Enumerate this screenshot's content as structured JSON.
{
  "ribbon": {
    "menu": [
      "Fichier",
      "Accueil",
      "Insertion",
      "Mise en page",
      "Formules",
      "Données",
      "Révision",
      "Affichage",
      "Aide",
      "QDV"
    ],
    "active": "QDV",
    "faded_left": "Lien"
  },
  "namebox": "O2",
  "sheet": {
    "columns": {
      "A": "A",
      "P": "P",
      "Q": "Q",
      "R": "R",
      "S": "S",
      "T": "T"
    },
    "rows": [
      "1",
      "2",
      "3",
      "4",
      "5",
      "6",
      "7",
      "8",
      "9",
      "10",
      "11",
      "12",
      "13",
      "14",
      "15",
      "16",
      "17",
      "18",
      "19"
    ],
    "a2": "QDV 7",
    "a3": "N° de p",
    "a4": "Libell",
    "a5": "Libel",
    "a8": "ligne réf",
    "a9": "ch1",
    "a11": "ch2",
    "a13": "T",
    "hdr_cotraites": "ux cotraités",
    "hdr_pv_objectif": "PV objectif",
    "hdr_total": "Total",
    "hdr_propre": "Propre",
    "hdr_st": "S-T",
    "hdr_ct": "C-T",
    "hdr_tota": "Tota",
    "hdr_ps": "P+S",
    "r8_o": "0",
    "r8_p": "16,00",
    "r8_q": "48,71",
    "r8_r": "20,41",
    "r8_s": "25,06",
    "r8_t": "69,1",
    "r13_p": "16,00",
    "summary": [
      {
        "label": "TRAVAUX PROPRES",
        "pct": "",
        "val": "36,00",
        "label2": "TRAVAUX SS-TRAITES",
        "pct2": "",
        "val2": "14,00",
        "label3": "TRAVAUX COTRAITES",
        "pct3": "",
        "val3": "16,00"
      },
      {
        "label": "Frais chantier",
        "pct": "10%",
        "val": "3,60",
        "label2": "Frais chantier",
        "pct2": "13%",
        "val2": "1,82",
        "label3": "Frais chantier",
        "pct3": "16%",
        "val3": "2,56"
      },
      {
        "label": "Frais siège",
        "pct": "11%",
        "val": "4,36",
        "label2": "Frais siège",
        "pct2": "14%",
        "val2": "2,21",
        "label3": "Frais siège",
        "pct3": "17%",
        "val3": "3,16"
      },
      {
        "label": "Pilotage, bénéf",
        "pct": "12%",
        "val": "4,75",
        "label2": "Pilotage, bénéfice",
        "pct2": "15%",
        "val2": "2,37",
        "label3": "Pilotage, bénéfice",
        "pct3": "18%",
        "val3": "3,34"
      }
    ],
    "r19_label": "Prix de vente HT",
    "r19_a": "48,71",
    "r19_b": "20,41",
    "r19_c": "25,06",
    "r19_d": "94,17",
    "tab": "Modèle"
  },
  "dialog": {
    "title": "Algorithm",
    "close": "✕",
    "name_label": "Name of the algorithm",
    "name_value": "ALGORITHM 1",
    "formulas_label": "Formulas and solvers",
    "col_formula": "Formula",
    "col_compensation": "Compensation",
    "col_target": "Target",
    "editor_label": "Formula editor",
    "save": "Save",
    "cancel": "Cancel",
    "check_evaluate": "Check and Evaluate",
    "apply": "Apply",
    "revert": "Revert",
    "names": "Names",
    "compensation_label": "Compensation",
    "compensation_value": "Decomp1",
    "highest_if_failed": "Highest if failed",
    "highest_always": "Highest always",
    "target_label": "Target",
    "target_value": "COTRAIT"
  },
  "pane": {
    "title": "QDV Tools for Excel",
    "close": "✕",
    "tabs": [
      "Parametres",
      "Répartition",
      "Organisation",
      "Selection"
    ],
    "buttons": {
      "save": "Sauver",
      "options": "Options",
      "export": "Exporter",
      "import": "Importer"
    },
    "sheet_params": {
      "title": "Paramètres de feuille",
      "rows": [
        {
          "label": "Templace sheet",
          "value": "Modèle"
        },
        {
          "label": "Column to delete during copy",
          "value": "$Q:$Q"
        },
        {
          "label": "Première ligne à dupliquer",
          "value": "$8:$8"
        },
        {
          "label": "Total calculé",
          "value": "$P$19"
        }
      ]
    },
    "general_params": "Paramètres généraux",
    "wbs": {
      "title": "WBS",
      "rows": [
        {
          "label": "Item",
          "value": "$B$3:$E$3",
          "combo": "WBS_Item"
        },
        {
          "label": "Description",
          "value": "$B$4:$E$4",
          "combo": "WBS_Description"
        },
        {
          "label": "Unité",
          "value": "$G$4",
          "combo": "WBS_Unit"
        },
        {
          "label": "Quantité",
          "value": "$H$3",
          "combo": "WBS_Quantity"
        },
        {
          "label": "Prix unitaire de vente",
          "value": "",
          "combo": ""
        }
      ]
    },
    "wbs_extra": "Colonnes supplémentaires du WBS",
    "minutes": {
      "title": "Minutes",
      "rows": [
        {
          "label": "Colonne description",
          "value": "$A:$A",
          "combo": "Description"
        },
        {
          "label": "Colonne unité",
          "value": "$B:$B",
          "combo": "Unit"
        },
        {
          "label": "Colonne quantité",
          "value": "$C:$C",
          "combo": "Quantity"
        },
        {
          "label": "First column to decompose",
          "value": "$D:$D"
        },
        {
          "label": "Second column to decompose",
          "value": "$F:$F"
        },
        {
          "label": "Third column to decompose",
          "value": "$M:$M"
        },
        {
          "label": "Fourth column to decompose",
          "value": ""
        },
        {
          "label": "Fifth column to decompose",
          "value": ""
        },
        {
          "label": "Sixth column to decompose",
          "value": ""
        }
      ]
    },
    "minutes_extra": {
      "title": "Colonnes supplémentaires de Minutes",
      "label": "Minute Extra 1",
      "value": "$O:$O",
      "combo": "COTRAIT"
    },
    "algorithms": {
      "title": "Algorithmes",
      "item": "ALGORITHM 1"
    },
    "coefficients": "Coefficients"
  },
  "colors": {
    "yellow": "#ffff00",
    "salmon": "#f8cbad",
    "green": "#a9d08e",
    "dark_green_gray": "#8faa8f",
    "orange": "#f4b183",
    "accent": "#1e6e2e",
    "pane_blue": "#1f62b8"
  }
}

*Stated goal:* State, as a bare number, how many lines of the listing hold the word "ligne".

*Task output:* 2